• Your task
Copy out each line exactly as it appears.

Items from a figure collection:
• • •
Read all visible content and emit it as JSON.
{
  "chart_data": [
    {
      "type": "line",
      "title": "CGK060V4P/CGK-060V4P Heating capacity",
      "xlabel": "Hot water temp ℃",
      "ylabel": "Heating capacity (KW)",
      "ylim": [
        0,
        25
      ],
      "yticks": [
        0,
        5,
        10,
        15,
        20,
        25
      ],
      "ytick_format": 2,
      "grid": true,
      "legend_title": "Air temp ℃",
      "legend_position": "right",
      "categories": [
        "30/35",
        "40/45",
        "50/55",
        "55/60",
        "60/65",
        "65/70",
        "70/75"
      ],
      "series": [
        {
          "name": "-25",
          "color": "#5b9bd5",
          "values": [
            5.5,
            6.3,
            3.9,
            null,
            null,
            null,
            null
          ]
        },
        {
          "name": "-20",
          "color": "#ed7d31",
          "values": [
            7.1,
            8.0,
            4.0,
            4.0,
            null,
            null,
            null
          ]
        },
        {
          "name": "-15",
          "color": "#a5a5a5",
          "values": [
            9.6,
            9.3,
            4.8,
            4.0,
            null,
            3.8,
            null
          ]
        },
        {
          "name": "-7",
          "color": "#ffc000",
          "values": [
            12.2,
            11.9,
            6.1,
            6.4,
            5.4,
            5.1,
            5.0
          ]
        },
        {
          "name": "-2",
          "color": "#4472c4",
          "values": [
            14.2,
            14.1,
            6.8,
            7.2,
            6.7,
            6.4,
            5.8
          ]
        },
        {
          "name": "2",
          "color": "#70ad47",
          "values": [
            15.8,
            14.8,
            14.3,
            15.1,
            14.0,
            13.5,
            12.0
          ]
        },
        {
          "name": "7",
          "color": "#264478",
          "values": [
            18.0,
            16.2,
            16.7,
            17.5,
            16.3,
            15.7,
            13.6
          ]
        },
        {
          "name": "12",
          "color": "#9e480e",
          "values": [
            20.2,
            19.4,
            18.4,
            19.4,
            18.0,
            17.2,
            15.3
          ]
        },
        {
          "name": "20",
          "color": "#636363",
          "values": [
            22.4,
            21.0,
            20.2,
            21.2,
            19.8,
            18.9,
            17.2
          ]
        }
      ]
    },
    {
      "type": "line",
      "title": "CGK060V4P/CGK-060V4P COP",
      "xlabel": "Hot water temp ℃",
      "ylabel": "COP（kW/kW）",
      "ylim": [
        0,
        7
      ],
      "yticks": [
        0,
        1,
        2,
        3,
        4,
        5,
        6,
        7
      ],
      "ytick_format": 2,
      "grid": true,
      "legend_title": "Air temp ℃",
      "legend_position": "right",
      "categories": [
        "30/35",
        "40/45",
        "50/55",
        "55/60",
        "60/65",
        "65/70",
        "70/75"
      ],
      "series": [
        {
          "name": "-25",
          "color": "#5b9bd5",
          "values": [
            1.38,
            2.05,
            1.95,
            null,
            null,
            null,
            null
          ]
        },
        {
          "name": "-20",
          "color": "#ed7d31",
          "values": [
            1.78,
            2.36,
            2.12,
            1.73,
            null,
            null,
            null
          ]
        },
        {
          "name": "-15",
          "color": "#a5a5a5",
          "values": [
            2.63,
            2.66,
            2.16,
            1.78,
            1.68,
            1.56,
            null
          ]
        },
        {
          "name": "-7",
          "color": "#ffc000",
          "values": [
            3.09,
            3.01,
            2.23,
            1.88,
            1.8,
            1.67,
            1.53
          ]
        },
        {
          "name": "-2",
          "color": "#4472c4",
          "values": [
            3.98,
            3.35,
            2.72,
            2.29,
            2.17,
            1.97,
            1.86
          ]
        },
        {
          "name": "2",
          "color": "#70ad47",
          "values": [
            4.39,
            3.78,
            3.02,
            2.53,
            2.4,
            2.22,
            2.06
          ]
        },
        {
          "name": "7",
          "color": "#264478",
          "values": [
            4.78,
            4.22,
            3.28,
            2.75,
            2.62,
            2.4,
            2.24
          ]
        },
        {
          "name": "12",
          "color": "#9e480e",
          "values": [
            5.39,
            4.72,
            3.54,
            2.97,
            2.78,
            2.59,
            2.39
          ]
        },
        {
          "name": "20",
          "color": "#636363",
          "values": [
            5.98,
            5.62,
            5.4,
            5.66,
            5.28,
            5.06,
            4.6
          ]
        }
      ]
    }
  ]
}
• • •
• Problem solution
Read all visible content and emit it as JSON.
{
  "chart_data": [
    {
      "type": "line",
      "title": "CGK060V4P/CGK-060V4P Heating capacity",
      "xlabel": "Hot water temp ℃",
      "ylabel": "Heating capacity (KW)",
      "ylim": [
        0,
        25
      ],
      "yticks": [
        0,
        5,
        10,
        15,
        20,
        25
      ],
      "ytick_format": 2,
      "grid": true,
      "legend_title": "Air temp ℃",
      "legend_position": "right",
      "categories": [
        "30/35",
        "40/45",
        "50/55",
        "55/60",
        "60/65",
        "65/70",
        "70/75"
      ],
      "series": [
        {
          "name": "-25",
          "color": "#5b9bd5",
          "values": [
            5.5,
            6.3,
            3.9,
            null,
            null,
            null,
            null
          ]
        },
        {
          "name": "-20",
          "color": "#ed7d31",
          "values": [
            7.1,
            8.0,
            4.0,
            4.0,
            null,
            null,
            null
          ]
        },
        {
          "name": "-15",
          "color": "#a5a5a5",
          "values": [
            9.6,
            9.3,
            4.8,
            4.0,
            null,
            3.8,
            null
          ]
        },
        {
          "name": "-7",
          "color": "#ffc000",
          "values": [
            12.2,
            11.9,
            6.1,
            6.4,
            5.4,
            5.1,
            5.0
          ]
        },
        {
          "name": "-2",
          "color": "#4472c4",
          "values": [
            14.2,
            14.1,
            6.8,
            7.2,
            6.7,
            6.4,
            5.8
          ]
        },
        {
          "name": "2",
          "color": "#70ad47",
          "values": [
            15.8,
            14.8,
            14.3,
            15.1,
            14.0,
            13.5,
            12.0
          ]
        },
        {
          "name": "7",
          "color": "#264478",
          "values": [
            18.0,
            16.2,
            16.7,
            17.5,
            16.3,
            15.7,
            13.6
          ]
        },
        {
          "name": "12",
          "color": "#9e480e",
          "values": [
            20.2,
            19.4,
            18.4,
            19.4,
            18.0,
            17.2,
            15.3
          ]
        },
        {
          "name": "20",
          "color": "#636363",
          "values": [
            22.4,
            21.0,
            20.2,
            21.2,
            19.8,
            18.9,
            17.2
          ]
        }
      ]
    },
    {
      "type": "line",
      "title": "CGK060V4P/CGK-060V4P COP",
      "xlabel": "Hot water temp ℃",
      "ylabel": "COP（kW/kW）",
      "ylim": [
        0,
        7
      ],
      "yticks": [
        0,
        1,
        2,
        3,
        4,
        5,
        6,
        7
      ],
      "ytick_format": 2,
      "grid": true,
      "legend_title": "Air temp ℃",
      "legend_position": "right",
      "categories": [
        "30/35",
        "40/45",
        "50/55",
        "55/60",
        "60/65",
        "65/70",
        "70/75"
      ],
      "series": [
        {
          "name": "-25",
          "color": "#5b9bd5",
          "values": [
            1.38,
            2.05,
            1.95,
            null,
            null,
            null,
            null
          ]
        },
        {
          "name": "-20",
          "color": "#ed7d31",
          "values": [
            1.78,
            2.36,
            2.12,
            1.73,
            null,
            null,
            null
          ]
        },
        {
          "name": "-15",
          "color": "#a5a5a5",
          "values": [
            2.63,
            2.66,
            2.16,
            1.78,
            1.68,
            1.56,
            null
          ]
        },
        {
          "name": "-7",
          "color": "#ffc000",
          "values": [
            3.09,
            3.01,
            2.23,
            1.88,
            1.8,
            1.67,
            1.53
          ]
        },
        {
          "name": "-2",
          "color": "#4472c4",
          "values": [
            3.98,
            3.35,
            2.72,
            2.29,
            2.17,
            1.97,
            1.86
          ]
        },
        {
          "name": "2",
          "color": "#70ad47",
          "values": [
            4.39,
            3.78,
            3.02,
            2.53,
            2.4,
            2.22,
            2.06
          ]
        },
        {
          "name": "7",
          "color": "#264478",
          "values": [
            4.78,
            4.22,
            3.28,
            2.75,
            2.62,
            2.4,
            2.24
          ]
        },
        {
          "name": "12",
          "color": "#9e480e",
          "values": [
            5.39,
            4.72,
            3.54,
            2.97,
            2.78,
            2.59,
            2.39
          ]
        },
        {
          "name": "20",
          "color": "#636363",
          "values": [
            5.98,
            5.62,
            5.4,
            5.66,
            5.28,
            5.06,
            4.6
          ]
        }
      ]
    }
  ]
}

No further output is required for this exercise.